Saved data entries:
⟨
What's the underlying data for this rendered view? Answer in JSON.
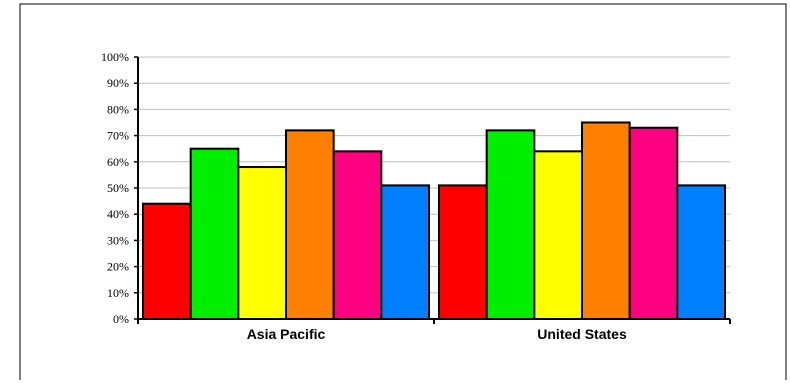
{
  "chart_data": {
    "type": "bar",
    "categories": [
      "Asia Pacific",
      "United States"
    ],
    "series": [
      {
        "color": "#ff0000",
        "values": [
          44,
          51
        ]
      },
      {
        "color": "#00ee00",
        "values": [
          65,
          72
        ]
      },
      {
        "color": "#ffff00",
        "values": [
          58,
          64
        ]
      },
      {
        "color": "#ff8000",
        "values": [
          72,
          75
        ]
      },
      {
        "color": "#ff0080",
        "values": [
          64,
          73
        ]
      },
      {
        "color": "#0080ff",
        "values": [
          51,
          51
        ]
      }
    ],
    "ylim": [
      0,
      100
    ],
    "y_ticks": [
      "0%",
      "10%",
      "20%",
      "30%",
      "40%",
      "50%",
      "60%",
      "70%",
      "80%",
      "90%",
      "100%"
    ],
    "grid": true,
    "legend": "none"
  }
}
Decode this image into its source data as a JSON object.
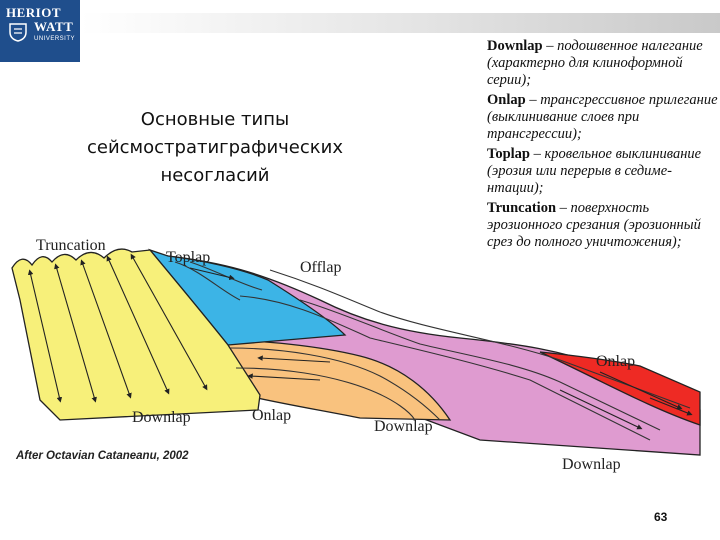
⟩
## [Aim]
Return each line of the listing that holds the string "JSON".

## [The solution]
What's the underlying data for this rendered view? Answer in JSON.
Decode this image into its source data as a JSON object.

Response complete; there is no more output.